Objective — Note each line where "JSON" appears, and copy it.
--------
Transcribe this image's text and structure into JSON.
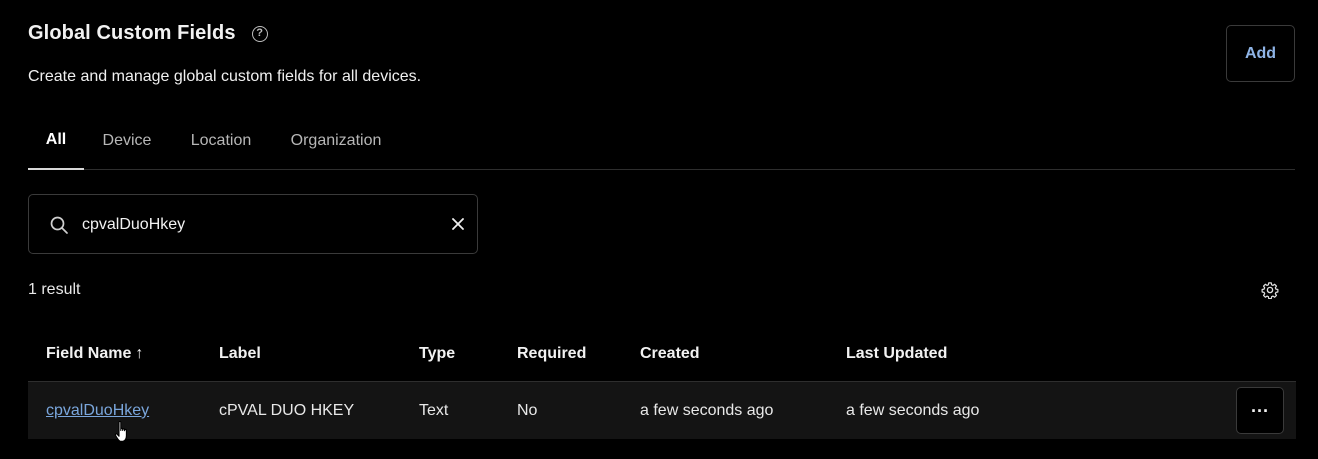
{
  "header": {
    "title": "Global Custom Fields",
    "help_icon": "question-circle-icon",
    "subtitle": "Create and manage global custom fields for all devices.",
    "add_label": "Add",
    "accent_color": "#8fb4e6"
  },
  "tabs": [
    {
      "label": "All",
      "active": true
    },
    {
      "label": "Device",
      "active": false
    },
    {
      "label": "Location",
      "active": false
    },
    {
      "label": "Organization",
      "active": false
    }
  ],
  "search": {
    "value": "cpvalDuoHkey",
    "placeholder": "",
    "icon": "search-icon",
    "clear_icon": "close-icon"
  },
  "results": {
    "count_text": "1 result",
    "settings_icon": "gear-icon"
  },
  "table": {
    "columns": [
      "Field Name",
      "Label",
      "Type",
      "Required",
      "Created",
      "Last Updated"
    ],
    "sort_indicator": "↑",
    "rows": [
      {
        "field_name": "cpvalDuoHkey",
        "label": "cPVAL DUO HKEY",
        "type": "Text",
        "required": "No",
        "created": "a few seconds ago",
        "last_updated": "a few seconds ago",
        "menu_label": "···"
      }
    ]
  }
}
--------
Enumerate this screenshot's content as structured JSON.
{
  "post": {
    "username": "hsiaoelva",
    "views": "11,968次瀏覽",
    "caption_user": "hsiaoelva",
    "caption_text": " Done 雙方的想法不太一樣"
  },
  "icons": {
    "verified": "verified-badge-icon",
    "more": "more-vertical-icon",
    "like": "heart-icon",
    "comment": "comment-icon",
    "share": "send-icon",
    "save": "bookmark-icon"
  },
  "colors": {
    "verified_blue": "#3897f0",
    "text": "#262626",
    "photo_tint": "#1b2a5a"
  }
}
--------
Result —
Transcribe this image's text and structure into JSON.
Enumerate this screenshot's content as structured JSON.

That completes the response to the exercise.